● Description of the task:
Below is a listing. Gather each line of it that contains "title".

● Provided information:
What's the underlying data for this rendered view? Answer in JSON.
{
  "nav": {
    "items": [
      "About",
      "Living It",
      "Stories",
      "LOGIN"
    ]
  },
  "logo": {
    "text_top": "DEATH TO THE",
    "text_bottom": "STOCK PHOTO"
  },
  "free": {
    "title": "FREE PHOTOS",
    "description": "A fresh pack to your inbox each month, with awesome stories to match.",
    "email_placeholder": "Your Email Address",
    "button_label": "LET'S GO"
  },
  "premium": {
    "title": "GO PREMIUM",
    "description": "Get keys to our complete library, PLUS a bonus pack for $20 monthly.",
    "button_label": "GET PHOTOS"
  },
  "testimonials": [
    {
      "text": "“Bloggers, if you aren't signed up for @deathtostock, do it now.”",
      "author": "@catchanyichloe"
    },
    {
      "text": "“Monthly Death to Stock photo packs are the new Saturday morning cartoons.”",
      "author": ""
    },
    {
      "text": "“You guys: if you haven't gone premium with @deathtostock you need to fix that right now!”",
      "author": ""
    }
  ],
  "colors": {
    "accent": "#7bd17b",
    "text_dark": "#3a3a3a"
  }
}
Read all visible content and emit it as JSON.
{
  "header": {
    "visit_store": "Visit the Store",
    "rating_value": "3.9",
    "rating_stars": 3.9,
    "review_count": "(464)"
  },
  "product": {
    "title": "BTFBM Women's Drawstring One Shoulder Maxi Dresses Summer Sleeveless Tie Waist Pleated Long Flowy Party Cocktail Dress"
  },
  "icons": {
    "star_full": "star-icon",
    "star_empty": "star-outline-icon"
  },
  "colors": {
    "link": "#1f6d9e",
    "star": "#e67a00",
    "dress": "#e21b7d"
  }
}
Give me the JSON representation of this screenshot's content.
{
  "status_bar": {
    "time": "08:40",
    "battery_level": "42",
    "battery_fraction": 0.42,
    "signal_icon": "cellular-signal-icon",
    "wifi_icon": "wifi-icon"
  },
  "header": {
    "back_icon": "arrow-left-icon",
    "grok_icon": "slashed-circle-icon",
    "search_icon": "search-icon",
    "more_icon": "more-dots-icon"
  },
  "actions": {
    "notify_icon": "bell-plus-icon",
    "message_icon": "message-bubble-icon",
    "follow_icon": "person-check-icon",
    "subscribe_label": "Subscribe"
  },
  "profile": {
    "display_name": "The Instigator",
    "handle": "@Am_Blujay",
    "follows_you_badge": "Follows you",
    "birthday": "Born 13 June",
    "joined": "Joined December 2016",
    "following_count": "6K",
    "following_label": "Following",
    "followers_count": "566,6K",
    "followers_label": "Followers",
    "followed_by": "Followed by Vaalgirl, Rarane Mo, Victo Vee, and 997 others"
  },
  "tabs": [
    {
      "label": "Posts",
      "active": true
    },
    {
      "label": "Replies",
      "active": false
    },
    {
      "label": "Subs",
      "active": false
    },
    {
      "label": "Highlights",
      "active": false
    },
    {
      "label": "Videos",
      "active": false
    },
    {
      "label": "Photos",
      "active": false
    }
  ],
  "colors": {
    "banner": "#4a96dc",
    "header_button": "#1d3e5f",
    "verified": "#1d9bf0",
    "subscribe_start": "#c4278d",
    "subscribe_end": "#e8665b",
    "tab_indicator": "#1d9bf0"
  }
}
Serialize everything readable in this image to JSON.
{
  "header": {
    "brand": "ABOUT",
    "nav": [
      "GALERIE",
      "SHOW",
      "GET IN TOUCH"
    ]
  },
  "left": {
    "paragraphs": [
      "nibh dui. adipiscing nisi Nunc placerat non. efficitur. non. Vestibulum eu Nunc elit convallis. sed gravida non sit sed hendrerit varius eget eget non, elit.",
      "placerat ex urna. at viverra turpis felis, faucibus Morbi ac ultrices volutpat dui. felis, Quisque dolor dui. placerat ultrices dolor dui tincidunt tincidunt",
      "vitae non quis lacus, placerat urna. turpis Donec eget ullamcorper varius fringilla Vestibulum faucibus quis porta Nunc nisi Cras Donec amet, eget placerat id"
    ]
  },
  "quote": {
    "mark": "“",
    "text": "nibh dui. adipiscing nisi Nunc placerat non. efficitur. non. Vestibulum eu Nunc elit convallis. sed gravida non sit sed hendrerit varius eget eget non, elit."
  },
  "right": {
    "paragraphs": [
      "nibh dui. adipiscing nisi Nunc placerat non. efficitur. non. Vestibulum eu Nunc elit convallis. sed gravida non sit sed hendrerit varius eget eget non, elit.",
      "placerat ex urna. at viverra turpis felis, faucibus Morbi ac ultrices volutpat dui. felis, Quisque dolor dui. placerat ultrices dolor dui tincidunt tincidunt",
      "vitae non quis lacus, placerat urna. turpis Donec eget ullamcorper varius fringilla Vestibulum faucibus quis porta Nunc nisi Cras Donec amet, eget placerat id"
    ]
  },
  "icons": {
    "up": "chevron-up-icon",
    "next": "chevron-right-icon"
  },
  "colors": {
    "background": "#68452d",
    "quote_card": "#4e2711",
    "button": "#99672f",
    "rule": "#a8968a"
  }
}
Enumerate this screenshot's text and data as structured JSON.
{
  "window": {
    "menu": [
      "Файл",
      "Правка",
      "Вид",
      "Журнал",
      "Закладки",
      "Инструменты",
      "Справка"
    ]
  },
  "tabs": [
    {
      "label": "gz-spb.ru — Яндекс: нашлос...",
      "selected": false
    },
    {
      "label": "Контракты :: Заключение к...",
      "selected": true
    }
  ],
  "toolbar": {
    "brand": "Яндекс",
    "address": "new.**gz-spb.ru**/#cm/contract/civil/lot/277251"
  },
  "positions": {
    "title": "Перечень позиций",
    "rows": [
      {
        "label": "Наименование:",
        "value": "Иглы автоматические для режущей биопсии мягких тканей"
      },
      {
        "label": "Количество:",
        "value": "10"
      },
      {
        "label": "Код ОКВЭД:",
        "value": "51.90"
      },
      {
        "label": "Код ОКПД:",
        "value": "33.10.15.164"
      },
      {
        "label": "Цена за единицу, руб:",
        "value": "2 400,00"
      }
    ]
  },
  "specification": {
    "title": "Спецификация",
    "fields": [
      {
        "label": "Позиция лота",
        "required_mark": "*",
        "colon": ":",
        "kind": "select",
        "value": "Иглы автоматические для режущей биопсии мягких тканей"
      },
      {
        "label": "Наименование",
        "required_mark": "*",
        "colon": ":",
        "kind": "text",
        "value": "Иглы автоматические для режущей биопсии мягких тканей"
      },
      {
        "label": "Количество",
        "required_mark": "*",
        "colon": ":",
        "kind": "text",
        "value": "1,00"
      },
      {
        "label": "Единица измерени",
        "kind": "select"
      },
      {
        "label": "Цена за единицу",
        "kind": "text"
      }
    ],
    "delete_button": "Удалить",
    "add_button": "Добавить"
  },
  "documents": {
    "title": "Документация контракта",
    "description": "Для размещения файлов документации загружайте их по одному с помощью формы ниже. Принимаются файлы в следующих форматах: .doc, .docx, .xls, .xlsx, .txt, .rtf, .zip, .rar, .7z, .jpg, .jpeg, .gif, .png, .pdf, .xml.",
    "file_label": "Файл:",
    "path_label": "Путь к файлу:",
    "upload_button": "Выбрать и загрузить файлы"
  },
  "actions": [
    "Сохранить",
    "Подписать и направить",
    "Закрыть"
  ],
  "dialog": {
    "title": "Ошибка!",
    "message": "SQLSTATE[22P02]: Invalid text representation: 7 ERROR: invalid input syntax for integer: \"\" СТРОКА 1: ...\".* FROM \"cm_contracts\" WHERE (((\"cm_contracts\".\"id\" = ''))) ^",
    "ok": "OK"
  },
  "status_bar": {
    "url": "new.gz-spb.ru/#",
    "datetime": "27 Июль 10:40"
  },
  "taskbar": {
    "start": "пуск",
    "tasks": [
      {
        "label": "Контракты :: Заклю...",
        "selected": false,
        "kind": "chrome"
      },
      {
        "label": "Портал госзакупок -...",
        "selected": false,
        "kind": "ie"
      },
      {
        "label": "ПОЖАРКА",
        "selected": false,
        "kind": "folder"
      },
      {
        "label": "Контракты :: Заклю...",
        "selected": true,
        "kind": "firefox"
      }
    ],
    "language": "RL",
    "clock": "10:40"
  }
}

● Result of this task:
    "title": "FREE PHOTOS",
    "title": "GO PREMIUM",
    "title": "BTFBM Women's Drawstring One Shoulder Maxi Dresses Summer Sleeveless Tie Waist Pleated Long Flowy Party Cocktail Dress"
    "title": "Перечень позиций",
    "title": "Спецификация",
    "title": "Документация контракта",
    "title": "Ошибка!",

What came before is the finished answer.